• [TASK BRIEF]: Pull out every line with the word "label".

• [RECORDS FOR THE TASK]:
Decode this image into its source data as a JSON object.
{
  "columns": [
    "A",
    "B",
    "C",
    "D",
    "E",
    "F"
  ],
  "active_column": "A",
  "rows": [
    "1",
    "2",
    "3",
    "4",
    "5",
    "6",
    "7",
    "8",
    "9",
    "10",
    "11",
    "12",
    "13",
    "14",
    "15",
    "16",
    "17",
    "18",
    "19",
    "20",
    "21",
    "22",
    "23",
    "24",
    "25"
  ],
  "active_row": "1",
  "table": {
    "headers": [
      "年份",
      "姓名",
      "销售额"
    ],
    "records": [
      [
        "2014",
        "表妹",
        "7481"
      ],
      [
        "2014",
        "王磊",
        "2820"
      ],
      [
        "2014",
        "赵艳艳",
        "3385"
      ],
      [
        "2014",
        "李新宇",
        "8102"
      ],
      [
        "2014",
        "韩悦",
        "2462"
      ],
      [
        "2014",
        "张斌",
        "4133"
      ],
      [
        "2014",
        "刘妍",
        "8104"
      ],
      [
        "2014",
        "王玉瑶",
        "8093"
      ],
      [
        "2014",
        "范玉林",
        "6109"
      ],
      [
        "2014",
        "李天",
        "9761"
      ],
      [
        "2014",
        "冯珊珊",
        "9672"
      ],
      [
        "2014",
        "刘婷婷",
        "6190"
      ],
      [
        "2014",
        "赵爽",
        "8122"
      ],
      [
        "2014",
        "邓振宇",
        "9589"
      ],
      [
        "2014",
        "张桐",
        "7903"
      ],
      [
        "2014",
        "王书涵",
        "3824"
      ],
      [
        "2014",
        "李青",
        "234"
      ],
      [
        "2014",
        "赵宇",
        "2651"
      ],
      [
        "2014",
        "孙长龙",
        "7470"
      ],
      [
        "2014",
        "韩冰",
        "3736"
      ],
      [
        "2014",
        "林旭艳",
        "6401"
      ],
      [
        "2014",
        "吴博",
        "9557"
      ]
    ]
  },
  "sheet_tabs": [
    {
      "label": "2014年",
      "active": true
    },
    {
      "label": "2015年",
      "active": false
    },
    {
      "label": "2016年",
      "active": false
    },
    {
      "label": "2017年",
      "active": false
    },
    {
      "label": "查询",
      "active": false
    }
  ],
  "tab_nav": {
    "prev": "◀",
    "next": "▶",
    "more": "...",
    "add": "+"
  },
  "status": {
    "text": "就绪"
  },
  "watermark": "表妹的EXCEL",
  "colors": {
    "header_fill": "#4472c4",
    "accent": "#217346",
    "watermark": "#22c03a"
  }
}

• [EXERCISE RESULT]:
      "label": "2014年",
      "label": "2015年",
      "label": "2016年",
      "label": "2017年",
      "label": "查询",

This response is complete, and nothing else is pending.